* Begin DATASET EXCERPTS *
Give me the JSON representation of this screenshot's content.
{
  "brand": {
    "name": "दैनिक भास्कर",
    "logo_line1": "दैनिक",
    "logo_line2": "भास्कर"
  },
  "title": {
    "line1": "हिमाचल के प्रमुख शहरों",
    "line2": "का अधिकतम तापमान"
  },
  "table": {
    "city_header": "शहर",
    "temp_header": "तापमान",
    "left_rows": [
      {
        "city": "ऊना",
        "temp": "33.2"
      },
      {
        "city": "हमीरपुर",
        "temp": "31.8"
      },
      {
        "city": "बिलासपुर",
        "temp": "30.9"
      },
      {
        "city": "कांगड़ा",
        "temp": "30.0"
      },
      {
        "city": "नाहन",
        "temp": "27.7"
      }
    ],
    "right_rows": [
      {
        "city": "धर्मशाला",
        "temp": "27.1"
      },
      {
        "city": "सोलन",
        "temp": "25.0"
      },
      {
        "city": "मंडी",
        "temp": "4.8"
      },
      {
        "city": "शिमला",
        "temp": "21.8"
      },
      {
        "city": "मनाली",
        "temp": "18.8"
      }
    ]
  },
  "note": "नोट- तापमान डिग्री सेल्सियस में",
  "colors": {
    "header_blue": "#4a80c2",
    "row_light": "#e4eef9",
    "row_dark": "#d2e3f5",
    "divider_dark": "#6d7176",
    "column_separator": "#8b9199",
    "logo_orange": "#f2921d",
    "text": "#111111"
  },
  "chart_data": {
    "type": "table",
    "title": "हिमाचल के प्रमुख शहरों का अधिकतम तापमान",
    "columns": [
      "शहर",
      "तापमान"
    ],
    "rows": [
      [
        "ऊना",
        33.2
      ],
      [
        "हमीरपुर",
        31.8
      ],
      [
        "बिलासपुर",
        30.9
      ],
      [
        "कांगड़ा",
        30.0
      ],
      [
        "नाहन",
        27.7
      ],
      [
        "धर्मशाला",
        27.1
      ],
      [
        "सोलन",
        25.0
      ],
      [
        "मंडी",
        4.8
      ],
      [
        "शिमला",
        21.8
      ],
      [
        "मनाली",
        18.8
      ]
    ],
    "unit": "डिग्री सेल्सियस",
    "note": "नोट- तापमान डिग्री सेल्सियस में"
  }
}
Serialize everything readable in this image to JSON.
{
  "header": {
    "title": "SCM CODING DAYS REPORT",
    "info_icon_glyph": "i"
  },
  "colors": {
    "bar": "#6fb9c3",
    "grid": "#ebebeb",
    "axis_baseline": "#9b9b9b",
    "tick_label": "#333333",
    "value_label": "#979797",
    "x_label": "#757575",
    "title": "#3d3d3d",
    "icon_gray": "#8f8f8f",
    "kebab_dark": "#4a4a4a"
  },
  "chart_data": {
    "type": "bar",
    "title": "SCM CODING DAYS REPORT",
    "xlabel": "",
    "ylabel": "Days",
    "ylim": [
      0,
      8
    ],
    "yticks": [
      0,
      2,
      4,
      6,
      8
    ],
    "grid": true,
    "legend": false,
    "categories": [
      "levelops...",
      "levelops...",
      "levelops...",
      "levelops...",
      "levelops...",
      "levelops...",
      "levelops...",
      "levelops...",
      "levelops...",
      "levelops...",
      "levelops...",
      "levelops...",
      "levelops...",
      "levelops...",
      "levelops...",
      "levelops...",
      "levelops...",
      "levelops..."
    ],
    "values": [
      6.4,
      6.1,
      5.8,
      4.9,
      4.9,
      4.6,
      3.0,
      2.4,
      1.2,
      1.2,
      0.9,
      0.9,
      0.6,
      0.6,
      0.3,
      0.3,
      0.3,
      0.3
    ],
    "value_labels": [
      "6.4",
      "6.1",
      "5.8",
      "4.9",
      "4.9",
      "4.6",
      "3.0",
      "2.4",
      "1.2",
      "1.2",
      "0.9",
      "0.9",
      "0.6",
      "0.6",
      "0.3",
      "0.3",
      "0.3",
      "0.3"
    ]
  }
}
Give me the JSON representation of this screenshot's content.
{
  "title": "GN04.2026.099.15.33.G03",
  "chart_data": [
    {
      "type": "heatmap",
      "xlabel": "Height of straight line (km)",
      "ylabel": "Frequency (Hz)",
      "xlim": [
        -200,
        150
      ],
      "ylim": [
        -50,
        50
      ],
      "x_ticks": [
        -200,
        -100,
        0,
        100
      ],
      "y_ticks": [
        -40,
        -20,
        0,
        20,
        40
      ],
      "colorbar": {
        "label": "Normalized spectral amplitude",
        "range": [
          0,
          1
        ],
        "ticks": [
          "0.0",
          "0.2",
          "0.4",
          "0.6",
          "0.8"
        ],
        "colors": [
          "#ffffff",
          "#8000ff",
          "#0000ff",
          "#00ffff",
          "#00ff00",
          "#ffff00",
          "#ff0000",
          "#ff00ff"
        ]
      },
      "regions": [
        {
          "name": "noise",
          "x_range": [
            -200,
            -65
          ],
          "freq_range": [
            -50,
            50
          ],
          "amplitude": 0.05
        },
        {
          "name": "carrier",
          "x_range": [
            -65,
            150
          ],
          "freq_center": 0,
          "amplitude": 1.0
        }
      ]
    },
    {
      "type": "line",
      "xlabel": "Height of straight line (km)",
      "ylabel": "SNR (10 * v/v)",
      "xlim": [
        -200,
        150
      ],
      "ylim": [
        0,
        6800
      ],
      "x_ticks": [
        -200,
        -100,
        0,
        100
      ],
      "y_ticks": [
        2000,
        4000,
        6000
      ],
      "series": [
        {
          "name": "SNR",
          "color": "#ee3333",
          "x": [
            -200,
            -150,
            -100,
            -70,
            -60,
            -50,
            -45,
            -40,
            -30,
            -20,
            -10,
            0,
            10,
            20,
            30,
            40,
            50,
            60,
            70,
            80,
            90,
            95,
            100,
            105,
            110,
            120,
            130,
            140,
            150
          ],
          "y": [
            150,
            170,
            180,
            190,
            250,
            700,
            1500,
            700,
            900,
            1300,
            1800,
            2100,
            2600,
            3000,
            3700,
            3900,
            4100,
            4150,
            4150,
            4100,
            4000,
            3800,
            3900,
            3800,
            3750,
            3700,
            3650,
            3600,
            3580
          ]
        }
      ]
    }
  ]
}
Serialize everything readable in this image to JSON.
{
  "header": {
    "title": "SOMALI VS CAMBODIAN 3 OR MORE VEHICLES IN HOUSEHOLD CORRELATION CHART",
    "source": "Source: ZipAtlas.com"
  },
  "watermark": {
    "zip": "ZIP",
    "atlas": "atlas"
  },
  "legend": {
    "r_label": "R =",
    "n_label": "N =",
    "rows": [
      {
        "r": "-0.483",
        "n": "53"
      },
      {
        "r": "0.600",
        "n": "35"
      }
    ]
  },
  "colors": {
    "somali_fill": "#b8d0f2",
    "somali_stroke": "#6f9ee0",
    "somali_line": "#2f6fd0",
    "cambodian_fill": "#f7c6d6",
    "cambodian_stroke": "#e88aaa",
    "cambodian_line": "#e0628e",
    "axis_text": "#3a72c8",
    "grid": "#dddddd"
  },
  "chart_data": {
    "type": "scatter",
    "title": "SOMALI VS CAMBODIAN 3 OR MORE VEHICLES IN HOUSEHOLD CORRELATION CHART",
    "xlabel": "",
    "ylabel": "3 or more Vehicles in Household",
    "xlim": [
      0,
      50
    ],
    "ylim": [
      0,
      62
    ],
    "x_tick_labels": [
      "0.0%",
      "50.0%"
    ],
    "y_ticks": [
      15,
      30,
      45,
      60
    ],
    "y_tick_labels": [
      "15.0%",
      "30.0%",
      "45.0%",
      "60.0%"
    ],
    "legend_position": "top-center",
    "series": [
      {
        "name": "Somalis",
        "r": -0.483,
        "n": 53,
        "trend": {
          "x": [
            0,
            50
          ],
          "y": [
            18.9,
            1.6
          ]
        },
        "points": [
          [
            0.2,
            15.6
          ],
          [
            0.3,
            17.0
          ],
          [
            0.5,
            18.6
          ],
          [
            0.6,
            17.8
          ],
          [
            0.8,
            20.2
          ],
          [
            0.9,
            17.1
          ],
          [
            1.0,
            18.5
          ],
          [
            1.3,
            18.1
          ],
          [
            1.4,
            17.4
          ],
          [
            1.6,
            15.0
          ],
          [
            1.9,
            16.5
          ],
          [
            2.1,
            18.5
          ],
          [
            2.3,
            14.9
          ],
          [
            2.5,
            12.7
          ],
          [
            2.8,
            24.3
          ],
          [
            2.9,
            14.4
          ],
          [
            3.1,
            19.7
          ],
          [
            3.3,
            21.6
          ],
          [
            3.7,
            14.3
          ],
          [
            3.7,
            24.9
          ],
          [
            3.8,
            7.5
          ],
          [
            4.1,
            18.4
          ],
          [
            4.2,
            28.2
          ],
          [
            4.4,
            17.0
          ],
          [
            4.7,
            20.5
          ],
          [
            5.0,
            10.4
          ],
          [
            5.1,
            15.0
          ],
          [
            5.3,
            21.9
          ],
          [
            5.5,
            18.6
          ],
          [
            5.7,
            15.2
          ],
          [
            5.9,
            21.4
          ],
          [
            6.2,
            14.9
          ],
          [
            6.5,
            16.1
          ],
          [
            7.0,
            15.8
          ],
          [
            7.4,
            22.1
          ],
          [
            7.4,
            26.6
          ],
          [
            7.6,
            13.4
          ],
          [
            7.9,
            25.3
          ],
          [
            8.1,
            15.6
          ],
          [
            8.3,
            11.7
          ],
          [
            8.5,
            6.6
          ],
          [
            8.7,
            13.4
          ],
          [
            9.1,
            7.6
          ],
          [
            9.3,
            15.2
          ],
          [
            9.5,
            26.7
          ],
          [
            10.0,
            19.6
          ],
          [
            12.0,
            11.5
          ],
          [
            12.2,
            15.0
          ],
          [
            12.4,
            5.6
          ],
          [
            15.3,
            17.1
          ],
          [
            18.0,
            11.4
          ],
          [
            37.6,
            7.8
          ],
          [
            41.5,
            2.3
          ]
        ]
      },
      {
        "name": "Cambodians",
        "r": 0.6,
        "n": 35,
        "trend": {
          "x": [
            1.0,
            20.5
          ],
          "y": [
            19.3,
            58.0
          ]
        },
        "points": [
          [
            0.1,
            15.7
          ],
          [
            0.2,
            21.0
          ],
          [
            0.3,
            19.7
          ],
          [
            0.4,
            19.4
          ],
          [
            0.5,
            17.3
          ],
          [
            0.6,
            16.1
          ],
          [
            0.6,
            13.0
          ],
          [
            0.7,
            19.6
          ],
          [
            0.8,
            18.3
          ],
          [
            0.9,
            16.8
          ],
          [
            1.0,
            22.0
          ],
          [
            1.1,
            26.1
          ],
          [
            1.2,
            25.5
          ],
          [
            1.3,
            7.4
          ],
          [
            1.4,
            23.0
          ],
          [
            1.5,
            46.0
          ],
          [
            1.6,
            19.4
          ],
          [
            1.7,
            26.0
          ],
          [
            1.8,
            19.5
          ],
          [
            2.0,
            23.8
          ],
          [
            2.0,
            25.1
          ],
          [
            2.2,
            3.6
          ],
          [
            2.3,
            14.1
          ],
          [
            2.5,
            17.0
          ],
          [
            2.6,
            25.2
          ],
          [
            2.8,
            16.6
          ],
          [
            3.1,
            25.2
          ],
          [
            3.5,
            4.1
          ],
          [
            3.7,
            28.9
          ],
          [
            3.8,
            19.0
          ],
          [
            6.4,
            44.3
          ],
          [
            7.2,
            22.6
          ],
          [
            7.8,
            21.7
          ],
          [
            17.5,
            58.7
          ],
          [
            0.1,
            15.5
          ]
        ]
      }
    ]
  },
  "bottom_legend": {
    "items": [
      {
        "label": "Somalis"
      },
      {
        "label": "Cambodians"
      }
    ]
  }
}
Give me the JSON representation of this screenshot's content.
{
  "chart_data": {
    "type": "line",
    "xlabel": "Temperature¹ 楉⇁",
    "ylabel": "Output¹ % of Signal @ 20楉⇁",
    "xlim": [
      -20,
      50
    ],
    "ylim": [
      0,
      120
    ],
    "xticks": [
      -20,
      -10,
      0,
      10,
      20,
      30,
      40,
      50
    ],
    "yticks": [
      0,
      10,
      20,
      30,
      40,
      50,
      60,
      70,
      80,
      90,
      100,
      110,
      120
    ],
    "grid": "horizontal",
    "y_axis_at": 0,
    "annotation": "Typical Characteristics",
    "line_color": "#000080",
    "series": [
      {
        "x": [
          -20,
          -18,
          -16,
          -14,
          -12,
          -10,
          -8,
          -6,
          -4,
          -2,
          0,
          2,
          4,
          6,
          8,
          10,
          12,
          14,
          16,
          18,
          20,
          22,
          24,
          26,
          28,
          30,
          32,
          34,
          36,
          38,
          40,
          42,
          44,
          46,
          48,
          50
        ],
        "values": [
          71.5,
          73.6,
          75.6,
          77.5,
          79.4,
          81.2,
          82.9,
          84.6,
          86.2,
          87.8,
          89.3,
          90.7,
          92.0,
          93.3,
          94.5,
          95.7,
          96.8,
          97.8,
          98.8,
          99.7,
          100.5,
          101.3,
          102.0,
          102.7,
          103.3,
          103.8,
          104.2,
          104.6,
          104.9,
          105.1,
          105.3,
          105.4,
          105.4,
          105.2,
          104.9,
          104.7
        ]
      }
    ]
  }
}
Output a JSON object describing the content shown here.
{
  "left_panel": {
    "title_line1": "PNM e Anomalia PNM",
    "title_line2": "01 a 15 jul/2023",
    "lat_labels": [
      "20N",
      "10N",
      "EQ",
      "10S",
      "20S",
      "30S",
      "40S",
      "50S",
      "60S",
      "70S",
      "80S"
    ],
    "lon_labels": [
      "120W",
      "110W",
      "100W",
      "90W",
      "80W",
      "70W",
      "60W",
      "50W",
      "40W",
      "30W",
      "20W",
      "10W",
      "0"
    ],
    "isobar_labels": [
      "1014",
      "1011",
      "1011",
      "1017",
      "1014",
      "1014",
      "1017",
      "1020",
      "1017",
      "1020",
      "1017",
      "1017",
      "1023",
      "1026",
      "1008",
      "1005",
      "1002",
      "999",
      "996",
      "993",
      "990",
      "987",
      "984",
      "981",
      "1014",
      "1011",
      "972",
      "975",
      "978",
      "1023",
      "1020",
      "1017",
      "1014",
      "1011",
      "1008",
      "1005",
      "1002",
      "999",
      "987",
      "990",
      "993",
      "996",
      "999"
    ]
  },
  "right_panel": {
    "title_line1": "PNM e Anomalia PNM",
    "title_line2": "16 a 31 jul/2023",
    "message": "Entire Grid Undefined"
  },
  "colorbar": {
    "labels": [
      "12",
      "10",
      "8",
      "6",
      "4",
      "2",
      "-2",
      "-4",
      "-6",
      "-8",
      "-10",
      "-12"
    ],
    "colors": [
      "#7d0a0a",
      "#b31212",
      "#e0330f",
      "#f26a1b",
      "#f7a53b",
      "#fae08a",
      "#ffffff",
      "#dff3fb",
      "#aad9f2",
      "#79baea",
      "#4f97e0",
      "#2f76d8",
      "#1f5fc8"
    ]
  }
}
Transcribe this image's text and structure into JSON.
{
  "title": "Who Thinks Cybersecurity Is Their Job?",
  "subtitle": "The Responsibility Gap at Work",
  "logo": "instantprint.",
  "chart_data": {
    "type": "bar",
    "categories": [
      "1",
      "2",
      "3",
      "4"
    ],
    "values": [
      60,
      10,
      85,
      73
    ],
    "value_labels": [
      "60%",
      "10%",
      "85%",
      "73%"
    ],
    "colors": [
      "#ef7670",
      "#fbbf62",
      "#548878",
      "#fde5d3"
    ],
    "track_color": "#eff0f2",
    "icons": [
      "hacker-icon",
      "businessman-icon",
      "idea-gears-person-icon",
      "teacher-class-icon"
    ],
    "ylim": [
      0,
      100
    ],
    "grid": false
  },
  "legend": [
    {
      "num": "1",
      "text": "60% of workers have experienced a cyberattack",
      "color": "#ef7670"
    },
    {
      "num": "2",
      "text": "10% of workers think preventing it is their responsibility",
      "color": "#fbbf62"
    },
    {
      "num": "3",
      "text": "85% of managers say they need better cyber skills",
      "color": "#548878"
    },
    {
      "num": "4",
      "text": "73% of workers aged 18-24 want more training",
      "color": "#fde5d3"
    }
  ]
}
* End DATASET EXCERPTS *
_EXERCISE TASK_
Return exactly, and only, the line containing "Transcribe this image's" and every line after it through the end of the material.

_EXPECTED ANSWER_
Transcribe this image's text and structure into JSON.
{
  "title": "Who Thinks Cybersecurity Is Their Job?",
  "subtitle": "The Responsibility Gap at Work",
  "logo": "instantprint.",
  "chart_data": {
    "type": "bar",
    "categories": [
      "1",
      "2",
      "3",
      "4"
    ],
    "values": [
      60,
      10,
      85,
      73
    ],
    "value_labels": [
      "60%",
      "10%",
      "85%",
      "73%"
    ],
    "colors": [
      "#ef7670",
      "#fbbf62",
      "#548878",
      "#fde5d3"
    ],
    "track_color": "#eff0f2",
    "icons": [
      "hacker-icon",
      "businessman-icon",
      "idea-gears-person-icon",
      "teacher-class-icon"
    ],
    "ylim": [
      0,
      100
    ],
    "grid": false
  },
  "legend": [
    {
      "num": "1",
      "text": "60% of workers have experienced a cyberattack",
      "color": "#ef7670"
    },
    {
      "num": "2",
      "text": "10% of workers think preventing it is their responsibility",
      "color": "#fbbf62"
    },
    {
      "num": "3",
      "text": "85% of managers say they need better cyber skills",
      "color": "#548878"
    },
    {
      "num": "4",
      "text": "73% of workers aged 18-24 want more training",
      "color": "#fde5d3"
    }
  ]
}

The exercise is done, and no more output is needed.